* WORK REQUIRED
Send back the entries exactly as they were given.

[Dataset entries]
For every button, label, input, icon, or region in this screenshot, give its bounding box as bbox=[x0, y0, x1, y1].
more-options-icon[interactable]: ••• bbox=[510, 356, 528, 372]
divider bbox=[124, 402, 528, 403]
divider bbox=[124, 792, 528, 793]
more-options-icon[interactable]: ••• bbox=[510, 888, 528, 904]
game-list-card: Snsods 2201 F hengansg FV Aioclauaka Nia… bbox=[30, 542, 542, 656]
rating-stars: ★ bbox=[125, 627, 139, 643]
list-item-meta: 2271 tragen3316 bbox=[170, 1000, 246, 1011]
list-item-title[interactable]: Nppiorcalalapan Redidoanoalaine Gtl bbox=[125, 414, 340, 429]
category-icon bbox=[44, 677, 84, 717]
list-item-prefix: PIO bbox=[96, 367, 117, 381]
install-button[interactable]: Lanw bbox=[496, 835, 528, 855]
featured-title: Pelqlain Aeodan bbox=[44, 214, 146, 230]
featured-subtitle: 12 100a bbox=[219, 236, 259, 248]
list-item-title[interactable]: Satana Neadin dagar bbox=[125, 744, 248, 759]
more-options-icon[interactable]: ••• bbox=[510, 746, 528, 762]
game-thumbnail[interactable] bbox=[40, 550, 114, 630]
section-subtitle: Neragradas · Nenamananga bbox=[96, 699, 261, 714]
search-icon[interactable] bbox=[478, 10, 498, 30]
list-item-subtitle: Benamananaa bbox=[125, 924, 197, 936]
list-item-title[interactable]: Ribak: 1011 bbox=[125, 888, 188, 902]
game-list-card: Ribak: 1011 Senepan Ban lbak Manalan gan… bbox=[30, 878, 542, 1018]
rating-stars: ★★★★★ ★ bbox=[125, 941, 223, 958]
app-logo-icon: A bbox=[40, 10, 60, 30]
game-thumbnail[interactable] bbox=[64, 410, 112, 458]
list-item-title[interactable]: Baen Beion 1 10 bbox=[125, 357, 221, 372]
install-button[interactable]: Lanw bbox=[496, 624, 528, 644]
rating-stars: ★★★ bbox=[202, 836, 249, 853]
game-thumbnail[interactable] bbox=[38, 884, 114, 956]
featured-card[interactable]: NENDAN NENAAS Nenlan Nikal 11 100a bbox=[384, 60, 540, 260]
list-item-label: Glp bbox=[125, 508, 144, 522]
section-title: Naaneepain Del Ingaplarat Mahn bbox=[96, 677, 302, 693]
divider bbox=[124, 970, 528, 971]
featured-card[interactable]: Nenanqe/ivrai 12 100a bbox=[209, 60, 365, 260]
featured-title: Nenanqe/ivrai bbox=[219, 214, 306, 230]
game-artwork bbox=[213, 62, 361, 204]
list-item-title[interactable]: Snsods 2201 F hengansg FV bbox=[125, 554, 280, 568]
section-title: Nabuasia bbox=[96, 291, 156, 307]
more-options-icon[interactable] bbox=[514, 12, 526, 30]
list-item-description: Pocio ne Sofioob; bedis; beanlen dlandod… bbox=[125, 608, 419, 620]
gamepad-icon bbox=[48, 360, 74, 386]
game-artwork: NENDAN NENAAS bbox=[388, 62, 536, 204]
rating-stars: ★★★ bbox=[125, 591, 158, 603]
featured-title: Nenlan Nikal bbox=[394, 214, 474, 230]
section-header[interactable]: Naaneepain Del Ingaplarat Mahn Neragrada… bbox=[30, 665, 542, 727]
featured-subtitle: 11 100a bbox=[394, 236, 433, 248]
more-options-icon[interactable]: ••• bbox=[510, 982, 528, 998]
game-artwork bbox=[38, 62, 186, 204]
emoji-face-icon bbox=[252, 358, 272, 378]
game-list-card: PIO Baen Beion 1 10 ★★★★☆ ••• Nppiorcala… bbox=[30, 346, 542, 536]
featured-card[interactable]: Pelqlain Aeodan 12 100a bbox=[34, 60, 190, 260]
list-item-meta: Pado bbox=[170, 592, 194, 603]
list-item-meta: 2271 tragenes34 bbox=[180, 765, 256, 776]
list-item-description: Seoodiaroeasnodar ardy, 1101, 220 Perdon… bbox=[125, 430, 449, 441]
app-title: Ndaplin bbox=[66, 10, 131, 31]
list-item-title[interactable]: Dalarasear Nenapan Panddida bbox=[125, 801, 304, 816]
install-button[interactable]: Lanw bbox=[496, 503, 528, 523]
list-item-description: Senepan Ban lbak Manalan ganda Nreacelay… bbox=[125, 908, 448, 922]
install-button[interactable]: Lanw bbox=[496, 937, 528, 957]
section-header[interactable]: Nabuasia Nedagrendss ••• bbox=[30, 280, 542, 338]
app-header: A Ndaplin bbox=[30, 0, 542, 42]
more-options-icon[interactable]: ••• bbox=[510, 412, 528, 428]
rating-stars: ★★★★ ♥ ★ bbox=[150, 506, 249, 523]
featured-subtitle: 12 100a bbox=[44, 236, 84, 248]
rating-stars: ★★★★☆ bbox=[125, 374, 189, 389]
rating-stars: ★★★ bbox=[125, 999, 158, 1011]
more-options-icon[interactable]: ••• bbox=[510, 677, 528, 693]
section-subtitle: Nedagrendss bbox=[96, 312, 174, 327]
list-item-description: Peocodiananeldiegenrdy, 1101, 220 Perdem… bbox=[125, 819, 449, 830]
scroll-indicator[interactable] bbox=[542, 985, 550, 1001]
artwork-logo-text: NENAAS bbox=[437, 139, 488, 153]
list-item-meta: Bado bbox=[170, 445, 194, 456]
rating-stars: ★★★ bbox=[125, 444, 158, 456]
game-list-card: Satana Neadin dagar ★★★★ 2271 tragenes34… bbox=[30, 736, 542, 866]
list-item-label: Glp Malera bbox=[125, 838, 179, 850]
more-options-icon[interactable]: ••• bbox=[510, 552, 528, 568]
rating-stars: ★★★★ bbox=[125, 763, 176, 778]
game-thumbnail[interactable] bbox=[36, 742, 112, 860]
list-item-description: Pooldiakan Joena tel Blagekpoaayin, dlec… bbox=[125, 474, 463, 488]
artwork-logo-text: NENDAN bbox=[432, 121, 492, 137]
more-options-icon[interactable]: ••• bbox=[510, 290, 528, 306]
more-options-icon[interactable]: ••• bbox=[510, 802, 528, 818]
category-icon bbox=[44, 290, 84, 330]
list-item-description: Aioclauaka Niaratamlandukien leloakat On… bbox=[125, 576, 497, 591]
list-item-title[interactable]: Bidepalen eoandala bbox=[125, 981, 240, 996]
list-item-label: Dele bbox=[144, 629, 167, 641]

* ANSWER SPACE
For every button, label, input, icon, or region in this screenshot, give its bounding box as bbox=[x0, y0, x1, y1].
more-options-icon[interactable]: ••• bbox=[510, 356, 528, 372]
divider bbox=[124, 402, 528, 403]
divider bbox=[124, 792, 528, 793]
more-options-icon[interactable]: ••• bbox=[510, 888, 528, 904]
game-list-card: Snsods 2201 F hengansg FV Aioclauaka Nia… bbox=[30, 542, 542, 656]
rating-stars: ★ bbox=[125, 627, 139, 643]
list-item-meta: 2271 tragen3316 bbox=[170, 1000, 246, 1011]
list-item-title[interactable]: Nppiorcalalapan Redidoanoalaine Gtl bbox=[125, 414, 340, 429]
category-icon bbox=[44, 677, 84, 717]
list-item-prefix: PIO bbox=[96, 367, 117, 381]
install-button[interactable]: Lanw bbox=[496, 835, 528, 855]
featured-title: Pelqlain Aeodan bbox=[44, 214, 146, 230]
featured-subtitle: 12 100a bbox=[219, 236, 259, 248]
list-item-title[interactable]: Satana Neadin dagar bbox=[125, 744, 248, 759]
more-options-icon[interactable]: ••• bbox=[510, 746, 528, 762]
game-thumbnail[interactable] bbox=[40, 550, 114, 630]
section-subtitle: Neragradas · Nenamananga bbox=[96, 699, 261, 714]
search-icon[interactable] bbox=[478, 10, 498, 30]
list-item-subtitle: Benamananaa bbox=[125, 924, 197, 936]
list-item-title[interactable]: Ribak: 1011 bbox=[125, 888, 188, 902]
game-list-card: Ribak: 1011 Senepan Ban lbak Manalan gan… bbox=[30, 878, 542, 1018]
rating-stars: ★★★★★ ★ bbox=[125, 941, 223, 958]
app-logo-icon: A bbox=[40, 10, 60, 30]
game-thumbnail[interactable] bbox=[64, 410, 112, 458]
list-item-title[interactable]: Baen Beion 1 10 bbox=[125, 357, 221, 372]
install-button[interactable]: Lanw bbox=[496, 624, 528, 644]
rating-stars: ★★★ bbox=[202, 836, 249, 853]
game-thumbnail[interactable] bbox=[38, 884, 114, 956]
featured-card[interactable]: NENDAN NENAAS Nenlan Nikal 11 100a bbox=[384, 60, 540, 260]
list-item-label: Glp bbox=[125, 508, 144, 522]
section-title: Naaneepain Del Ingaplarat Mahn bbox=[96, 677, 302, 693]
divider bbox=[124, 970, 528, 971]
featured-card[interactable]: Nenanqe/ivrai 12 100a bbox=[209, 60, 365, 260]
featured-title: Nenanqe/ivrai bbox=[219, 214, 306, 230]
game-artwork bbox=[213, 62, 361, 204]
list-item-title[interactable]: Snsods 2201 F hengansg FV bbox=[125, 554, 280, 568]
section-title: Nabuasia bbox=[96, 291, 156, 307]
more-options-icon[interactable] bbox=[514, 12, 526, 30]
list-item-description: Pocio ne Sofioob; bedis; beanlen dlandod… bbox=[125, 608, 419, 620]
gamepad-icon bbox=[48, 360, 74, 386]
game-artwork: NENDAN NENAAS bbox=[388, 62, 536, 204]
rating-stars: ★★★ bbox=[125, 591, 158, 603]
featured-title: Nenlan Nikal bbox=[394, 214, 474, 230]
section-header[interactable]: Naaneepain Del Ingaplarat Mahn Neragrada… bbox=[30, 665, 542, 727]
featured-subtitle: 11 100a bbox=[394, 236, 433, 248]
more-options-icon[interactable]: ••• bbox=[510, 982, 528, 998]
game-artwork bbox=[38, 62, 186, 204]
emoji-face-icon bbox=[252, 358, 272, 378]
game-list-card: PIO Baen Beion 1 10 ★★★★☆ ••• Nppiorcala… bbox=[30, 346, 542, 536]
featured-card[interactable]: Pelqlain Aeodan 12 100a bbox=[34, 60, 190, 260]
list-item-meta: Pado bbox=[170, 592, 194, 603]
list-item-meta: 2271 tragenes34 bbox=[180, 765, 256, 776]
list-item-description: Seoodiaroeasnodar ardy, 1101, 220 Perdon… bbox=[125, 430, 449, 441]
app-title: Ndaplin bbox=[66, 10, 131, 31]
list-item-title[interactable]: Dalarasear Nenapan Panddida bbox=[125, 801, 304, 816]
install-button[interactable]: Lanw bbox=[496, 503, 528, 523]
list-item-description: Senepan Ban lbak Manalan ganda Nreacelay… bbox=[125, 908, 448, 922]
install-button[interactable]: Lanw bbox=[496, 937, 528, 957]
section-header[interactable]: Nabuasia Nedagrendss ••• bbox=[30, 280, 542, 338]
app-header: A Ndaplin bbox=[30, 0, 542, 42]
more-options-icon[interactable]: ••• bbox=[510, 412, 528, 428]
rating-stars: ★★★★ ♥ ★ bbox=[150, 506, 249, 523]
featured-subtitle: 12 100a bbox=[44, 236, 84, 248]
rating-stars: ★★★★☆ bbox=[125, 374, 189, 389]
rating-stars: ★★★ bbox=[125, 999, 158, 1011]
more-options-icon[interactable]: ••• bbox=[510, 677, 528, 693]
section-subtitle: Nedagrendss bbox=[96, 312, 174, 327]
list-item-description: Peocodiananeldiegenrdy, 1101, 220 Perdem… bbox=[125, 819, 449, 830]
scroll-indicator[interactable] bbox=[542, 985, 550, 1001]
artwork-logo-text: NENAAS bbox=[437, 139, 488, 153]
list-item-meta: Bado bbox=[170, 445, 194, 456]
rating-stars: ★★★ bbox=[125, 444, 158, 456]
game-list-card: Satana Neadin dagar ★★★★ 2271 tragenes34… bbox=[30, 736, 542, 866]
list-item-label: Glp Malera bbox=[125, 838, 179, 850]
more-options-icon[interactable]: ••• bbox=[510, 552, 528, 568]
rating-stars: ★★★★ bbox=[125, 763, 176, 778]
game-thumbnail[interactable] bbox=[36, 742, 112, 860]
list-item-description: Pooldiakan Joena tel Blagekpoaayin, dlec… bbox=[125, 474, 463, 488]
artwork-logo-text: NENDAN bbox=[432, 121, 492, 137]
more-options-icon[interactable]: ••• bbox=[510, 290, 528, 306]
more-options-icon[interactable]: ••• bbox=[510, 802, 528, 818]
category-icon bbox=[44, 290, 84, 330]
list-item-description: Aioclauaka Niaratamlandukien leloakat On… bbox=[125, 576, 497, 591]
list-item-title[interactable]: Bidepalen eoandala bbox=[125, 981, 240, 996]
list-item-label: Dele bbox=[144, 629, 167, 641]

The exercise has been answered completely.